**Task material:**
# # # # # # #
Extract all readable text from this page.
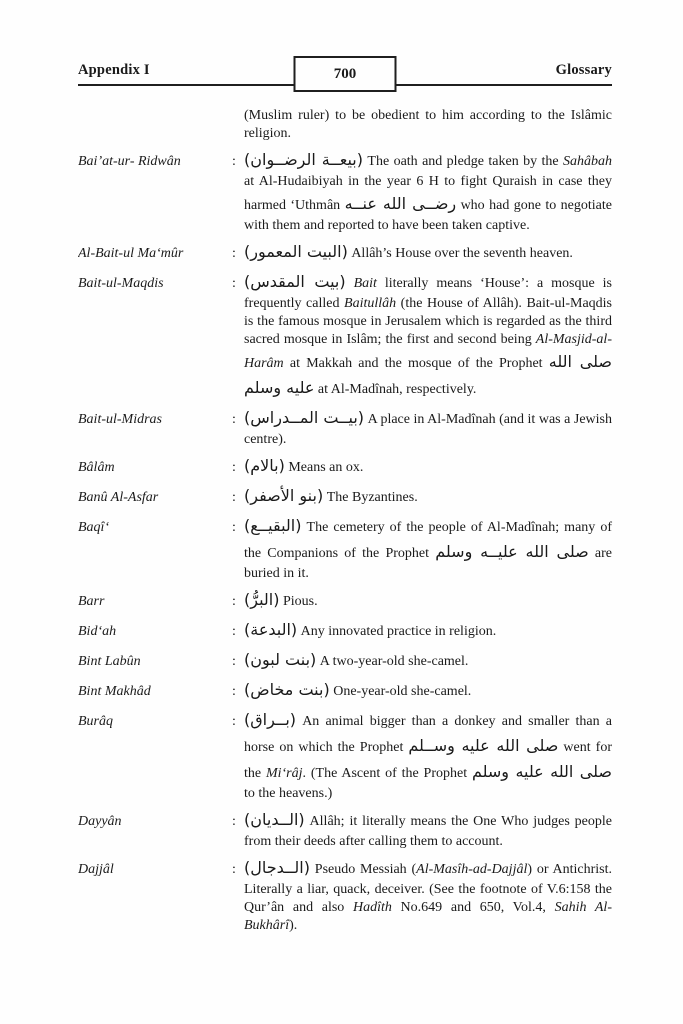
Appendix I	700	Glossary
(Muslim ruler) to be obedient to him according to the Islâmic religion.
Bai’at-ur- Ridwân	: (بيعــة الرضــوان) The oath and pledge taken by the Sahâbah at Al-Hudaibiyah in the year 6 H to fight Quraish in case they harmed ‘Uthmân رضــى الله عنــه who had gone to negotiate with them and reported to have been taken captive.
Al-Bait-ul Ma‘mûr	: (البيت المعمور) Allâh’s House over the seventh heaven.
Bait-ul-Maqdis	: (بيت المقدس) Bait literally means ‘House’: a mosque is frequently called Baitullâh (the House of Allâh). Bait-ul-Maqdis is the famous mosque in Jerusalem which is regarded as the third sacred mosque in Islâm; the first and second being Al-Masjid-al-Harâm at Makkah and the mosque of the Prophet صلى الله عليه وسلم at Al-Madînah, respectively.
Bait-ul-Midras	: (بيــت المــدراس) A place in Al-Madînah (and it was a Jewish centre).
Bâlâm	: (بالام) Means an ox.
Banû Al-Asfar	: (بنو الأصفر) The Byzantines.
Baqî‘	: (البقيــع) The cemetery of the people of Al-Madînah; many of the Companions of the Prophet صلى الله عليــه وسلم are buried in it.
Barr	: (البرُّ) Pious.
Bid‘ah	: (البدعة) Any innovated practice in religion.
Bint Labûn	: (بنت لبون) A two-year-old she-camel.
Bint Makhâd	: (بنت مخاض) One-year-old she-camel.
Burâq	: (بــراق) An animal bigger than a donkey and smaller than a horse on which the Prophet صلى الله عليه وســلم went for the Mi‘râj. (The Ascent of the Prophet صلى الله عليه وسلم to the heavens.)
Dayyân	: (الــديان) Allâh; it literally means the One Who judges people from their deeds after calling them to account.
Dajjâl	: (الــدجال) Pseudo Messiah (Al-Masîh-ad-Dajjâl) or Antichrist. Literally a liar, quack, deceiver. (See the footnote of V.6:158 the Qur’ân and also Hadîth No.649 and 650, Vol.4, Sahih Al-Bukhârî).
# # # # # # #
**Short problem:** How many lines in the records hold the string "Allâh"? Reply with the number alone.

**Completed exercise:** 3